• **Given request**
From the records below, copy every line that contains the word "name".

• **Extracted material**

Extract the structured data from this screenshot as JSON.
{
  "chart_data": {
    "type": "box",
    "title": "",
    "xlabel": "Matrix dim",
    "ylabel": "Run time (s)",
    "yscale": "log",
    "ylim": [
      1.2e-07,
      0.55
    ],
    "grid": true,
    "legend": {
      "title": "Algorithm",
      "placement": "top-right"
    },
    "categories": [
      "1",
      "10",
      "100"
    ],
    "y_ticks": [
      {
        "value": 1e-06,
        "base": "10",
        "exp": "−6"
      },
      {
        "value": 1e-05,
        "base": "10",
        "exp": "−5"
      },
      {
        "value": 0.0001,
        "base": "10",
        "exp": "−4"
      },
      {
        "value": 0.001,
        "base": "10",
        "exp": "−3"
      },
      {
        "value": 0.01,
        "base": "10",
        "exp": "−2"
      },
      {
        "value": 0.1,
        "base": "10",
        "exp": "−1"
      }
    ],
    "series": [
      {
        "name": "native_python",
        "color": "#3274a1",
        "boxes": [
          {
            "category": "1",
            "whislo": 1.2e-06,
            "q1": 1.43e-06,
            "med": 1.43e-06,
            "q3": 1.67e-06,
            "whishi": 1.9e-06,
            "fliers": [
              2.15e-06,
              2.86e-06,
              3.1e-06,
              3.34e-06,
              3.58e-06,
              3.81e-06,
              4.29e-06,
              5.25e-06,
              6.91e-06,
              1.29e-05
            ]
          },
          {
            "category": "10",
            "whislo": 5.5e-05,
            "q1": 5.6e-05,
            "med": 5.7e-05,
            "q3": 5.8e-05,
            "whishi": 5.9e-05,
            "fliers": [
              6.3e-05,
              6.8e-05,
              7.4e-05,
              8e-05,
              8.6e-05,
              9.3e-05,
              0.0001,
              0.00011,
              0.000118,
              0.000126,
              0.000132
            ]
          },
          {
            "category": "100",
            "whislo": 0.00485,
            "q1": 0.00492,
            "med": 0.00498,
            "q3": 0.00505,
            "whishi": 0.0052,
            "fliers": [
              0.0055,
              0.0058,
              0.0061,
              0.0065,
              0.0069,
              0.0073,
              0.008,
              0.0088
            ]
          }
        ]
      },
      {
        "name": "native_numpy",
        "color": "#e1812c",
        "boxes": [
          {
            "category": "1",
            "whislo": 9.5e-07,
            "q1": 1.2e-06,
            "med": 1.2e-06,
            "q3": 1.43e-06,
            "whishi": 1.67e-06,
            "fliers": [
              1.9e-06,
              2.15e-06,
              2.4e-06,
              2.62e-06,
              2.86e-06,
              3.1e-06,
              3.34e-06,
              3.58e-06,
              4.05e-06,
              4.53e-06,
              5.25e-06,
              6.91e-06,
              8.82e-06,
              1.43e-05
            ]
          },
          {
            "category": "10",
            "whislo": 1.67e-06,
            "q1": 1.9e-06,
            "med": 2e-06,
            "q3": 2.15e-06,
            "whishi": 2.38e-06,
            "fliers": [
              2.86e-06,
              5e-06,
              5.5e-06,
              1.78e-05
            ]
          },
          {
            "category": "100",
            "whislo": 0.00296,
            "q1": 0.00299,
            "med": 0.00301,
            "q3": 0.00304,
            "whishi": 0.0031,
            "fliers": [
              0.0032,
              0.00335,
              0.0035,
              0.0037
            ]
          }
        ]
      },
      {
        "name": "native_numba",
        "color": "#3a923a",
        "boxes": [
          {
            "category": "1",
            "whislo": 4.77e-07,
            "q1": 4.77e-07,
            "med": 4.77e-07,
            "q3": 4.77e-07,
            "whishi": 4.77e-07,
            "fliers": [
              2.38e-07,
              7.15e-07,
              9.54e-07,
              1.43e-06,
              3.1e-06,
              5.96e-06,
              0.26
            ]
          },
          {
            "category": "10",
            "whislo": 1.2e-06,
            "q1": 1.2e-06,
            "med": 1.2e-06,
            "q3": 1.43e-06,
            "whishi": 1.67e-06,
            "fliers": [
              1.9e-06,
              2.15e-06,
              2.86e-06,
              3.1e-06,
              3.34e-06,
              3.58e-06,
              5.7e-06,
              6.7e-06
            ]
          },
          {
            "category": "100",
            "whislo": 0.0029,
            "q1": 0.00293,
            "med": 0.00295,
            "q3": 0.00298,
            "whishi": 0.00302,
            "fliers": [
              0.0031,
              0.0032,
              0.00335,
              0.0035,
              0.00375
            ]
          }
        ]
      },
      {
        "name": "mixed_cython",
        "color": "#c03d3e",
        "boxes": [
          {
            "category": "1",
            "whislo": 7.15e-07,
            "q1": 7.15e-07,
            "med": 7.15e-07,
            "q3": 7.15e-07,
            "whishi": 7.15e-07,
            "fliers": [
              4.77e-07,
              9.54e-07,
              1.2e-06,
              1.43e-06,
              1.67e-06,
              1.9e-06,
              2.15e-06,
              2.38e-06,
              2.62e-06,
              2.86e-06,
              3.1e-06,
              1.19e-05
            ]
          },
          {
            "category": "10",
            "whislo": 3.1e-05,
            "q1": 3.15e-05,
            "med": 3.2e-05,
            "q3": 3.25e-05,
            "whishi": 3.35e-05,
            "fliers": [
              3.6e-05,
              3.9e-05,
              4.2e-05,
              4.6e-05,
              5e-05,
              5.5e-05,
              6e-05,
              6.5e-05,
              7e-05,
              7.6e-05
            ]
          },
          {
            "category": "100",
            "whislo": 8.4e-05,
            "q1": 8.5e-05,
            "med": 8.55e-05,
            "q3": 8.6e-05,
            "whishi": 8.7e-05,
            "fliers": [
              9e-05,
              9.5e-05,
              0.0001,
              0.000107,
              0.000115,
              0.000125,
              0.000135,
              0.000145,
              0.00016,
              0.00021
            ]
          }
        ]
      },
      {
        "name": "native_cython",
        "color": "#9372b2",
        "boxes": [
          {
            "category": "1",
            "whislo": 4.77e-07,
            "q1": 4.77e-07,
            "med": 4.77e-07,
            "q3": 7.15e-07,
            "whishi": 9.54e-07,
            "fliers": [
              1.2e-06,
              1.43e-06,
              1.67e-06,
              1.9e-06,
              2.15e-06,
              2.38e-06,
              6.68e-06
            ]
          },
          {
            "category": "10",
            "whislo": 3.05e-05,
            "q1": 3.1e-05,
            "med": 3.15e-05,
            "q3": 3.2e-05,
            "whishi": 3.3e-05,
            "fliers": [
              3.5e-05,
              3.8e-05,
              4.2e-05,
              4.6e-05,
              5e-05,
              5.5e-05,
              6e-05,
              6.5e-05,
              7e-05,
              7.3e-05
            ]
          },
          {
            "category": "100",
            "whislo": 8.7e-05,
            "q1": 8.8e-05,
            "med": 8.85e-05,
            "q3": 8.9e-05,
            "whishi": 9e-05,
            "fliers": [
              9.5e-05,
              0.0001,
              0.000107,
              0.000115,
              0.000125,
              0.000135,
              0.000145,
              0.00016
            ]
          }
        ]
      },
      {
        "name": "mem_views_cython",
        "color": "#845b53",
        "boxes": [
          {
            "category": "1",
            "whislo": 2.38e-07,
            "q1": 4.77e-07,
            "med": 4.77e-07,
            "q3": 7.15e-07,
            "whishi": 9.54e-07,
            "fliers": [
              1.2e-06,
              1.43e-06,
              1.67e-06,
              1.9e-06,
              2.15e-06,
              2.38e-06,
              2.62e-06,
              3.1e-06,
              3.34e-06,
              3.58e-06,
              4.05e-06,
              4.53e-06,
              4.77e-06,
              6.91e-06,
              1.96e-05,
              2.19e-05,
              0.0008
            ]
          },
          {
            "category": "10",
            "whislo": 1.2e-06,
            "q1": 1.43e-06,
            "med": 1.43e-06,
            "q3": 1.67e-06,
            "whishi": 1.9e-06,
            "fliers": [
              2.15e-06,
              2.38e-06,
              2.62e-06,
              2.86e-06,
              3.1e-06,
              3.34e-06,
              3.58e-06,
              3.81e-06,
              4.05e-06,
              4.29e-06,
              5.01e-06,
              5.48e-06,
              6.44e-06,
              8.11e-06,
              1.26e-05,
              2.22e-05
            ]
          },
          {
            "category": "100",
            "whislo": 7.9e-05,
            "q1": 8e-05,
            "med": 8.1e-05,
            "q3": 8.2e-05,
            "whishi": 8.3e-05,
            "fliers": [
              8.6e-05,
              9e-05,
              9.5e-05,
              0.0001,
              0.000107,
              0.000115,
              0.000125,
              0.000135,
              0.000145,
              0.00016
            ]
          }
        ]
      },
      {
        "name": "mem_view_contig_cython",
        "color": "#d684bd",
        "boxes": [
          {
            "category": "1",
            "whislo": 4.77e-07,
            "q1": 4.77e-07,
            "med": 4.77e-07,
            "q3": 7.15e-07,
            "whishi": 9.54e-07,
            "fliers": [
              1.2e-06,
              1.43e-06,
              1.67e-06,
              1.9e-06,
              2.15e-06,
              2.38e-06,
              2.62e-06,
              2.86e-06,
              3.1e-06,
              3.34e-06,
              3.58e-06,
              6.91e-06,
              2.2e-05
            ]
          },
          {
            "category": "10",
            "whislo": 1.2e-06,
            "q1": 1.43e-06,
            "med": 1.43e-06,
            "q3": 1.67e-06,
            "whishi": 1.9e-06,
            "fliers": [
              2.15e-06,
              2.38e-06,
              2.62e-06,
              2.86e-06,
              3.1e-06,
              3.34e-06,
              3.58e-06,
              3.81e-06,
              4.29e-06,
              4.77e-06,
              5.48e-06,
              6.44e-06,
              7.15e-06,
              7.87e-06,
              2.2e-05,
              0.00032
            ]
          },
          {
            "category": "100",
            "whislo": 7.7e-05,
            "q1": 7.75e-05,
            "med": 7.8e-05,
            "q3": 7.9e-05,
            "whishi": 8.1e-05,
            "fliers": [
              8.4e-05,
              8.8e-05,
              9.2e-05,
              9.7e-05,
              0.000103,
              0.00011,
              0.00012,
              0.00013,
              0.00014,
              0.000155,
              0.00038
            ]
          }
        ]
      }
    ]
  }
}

• **Solution**
        "name": "native_python",
        "name": "native_numpy",
        "name": "native_numba",
        "name": "mixed_cython",
        "name": "native_cython",
        "name": "mem_views_cython",
        "name": "mem_view_contig_cython",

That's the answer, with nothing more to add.